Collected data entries
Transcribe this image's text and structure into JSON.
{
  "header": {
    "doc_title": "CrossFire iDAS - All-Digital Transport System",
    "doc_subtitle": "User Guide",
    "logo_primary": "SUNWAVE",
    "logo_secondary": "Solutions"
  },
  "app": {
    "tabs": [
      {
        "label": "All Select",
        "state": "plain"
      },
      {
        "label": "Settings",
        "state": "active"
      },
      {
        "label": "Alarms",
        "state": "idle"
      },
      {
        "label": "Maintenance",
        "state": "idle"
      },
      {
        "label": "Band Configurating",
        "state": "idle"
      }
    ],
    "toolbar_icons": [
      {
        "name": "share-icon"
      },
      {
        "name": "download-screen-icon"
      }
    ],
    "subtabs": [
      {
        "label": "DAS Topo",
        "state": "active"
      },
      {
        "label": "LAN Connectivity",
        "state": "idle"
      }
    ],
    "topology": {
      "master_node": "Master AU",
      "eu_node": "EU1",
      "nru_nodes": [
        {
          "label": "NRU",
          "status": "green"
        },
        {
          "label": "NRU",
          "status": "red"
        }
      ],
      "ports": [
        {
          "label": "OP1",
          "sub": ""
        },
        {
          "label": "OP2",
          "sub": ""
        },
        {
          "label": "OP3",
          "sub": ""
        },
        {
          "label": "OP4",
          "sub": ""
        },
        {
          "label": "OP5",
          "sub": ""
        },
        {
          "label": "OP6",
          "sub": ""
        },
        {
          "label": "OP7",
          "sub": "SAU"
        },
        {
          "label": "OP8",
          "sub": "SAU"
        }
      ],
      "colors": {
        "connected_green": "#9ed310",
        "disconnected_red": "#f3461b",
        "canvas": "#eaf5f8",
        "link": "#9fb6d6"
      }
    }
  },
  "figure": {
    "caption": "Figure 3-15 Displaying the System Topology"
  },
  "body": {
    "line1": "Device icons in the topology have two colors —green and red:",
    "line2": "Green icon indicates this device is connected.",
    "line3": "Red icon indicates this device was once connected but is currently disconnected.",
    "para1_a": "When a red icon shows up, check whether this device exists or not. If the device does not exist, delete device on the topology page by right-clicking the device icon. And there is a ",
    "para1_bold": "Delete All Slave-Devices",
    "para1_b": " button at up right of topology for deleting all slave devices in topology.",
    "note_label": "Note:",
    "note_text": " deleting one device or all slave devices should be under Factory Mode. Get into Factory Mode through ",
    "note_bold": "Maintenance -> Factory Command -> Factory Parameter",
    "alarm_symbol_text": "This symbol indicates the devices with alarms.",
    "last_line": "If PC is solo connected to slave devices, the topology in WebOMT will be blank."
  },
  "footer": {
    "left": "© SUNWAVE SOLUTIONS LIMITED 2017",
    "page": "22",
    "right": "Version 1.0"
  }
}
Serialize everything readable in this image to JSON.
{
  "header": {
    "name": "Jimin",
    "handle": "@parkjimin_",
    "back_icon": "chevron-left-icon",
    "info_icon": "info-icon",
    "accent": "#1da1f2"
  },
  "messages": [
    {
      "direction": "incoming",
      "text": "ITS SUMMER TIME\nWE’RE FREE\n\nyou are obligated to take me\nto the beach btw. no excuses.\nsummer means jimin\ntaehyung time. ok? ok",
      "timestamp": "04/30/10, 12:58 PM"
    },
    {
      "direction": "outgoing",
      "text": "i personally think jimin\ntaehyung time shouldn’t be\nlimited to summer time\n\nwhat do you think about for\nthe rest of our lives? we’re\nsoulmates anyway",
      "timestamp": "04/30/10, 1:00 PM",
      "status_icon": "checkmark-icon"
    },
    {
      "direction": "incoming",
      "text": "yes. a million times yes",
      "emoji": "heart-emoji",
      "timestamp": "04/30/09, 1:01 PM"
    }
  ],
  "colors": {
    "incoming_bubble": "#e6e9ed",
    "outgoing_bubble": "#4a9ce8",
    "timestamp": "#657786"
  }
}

PROBLEM DESCRIPTION.
Give the number of lines where the string "Factory" occurs, without any further text.

FULL SOLUTION.
2